DATA TO PROCESS ▸
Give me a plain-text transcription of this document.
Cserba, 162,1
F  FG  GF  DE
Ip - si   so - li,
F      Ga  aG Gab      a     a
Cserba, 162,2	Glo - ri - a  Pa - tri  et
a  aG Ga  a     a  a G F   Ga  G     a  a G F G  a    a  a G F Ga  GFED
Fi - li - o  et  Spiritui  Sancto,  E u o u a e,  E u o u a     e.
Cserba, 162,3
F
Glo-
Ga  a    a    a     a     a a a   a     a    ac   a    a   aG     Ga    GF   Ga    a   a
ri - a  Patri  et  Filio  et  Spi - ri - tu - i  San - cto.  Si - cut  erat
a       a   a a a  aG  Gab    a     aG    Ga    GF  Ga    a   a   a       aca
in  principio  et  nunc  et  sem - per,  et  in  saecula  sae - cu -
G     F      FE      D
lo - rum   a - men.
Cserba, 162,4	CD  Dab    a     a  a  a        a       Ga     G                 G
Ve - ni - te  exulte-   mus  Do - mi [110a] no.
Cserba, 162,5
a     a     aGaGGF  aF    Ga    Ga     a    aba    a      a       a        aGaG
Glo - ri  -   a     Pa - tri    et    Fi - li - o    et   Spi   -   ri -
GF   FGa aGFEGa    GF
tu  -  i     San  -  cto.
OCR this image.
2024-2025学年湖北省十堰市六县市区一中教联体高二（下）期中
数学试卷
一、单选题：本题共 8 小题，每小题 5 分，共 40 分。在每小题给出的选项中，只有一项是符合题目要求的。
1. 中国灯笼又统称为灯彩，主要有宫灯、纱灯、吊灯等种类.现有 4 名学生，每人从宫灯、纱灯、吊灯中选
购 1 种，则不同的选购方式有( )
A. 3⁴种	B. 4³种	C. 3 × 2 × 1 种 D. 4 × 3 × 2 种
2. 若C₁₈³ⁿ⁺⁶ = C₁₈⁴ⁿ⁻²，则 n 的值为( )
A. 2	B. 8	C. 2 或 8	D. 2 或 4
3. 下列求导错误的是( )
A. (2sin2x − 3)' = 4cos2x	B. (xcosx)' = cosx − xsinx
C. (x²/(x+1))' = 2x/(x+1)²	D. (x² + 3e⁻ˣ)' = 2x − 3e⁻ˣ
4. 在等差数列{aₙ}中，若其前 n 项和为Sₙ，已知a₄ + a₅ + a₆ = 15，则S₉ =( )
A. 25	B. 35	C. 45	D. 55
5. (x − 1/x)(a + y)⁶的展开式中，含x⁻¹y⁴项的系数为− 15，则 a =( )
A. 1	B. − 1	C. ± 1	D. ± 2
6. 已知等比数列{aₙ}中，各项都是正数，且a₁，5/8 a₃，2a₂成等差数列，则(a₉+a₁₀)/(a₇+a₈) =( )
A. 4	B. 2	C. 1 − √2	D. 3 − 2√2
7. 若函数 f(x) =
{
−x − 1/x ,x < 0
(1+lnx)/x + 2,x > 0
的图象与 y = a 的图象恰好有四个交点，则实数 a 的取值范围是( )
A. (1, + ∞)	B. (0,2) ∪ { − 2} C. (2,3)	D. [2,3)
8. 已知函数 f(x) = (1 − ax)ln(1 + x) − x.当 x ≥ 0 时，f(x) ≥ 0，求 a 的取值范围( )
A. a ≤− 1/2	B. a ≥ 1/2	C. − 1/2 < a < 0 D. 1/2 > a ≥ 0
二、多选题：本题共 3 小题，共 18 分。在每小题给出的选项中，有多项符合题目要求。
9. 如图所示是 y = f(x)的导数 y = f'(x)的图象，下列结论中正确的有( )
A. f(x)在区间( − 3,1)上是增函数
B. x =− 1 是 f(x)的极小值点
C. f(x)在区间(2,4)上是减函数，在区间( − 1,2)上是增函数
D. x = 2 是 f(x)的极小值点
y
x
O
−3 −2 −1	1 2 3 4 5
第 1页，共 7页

EXERCISE TASK ▸ From the data above, pick out each line containing "在每小题给出的选项中" and copy it.

THE RESPONSE ▸
一、单选题：本题共 8 小题，每小题 5 分，共 40 分。在每小题给出的选项中，只有一项是符合题目要求的。
二、多选题：本题共 3 小题，共 18 分。在每小题给出的选项中，有多项符合题目要求。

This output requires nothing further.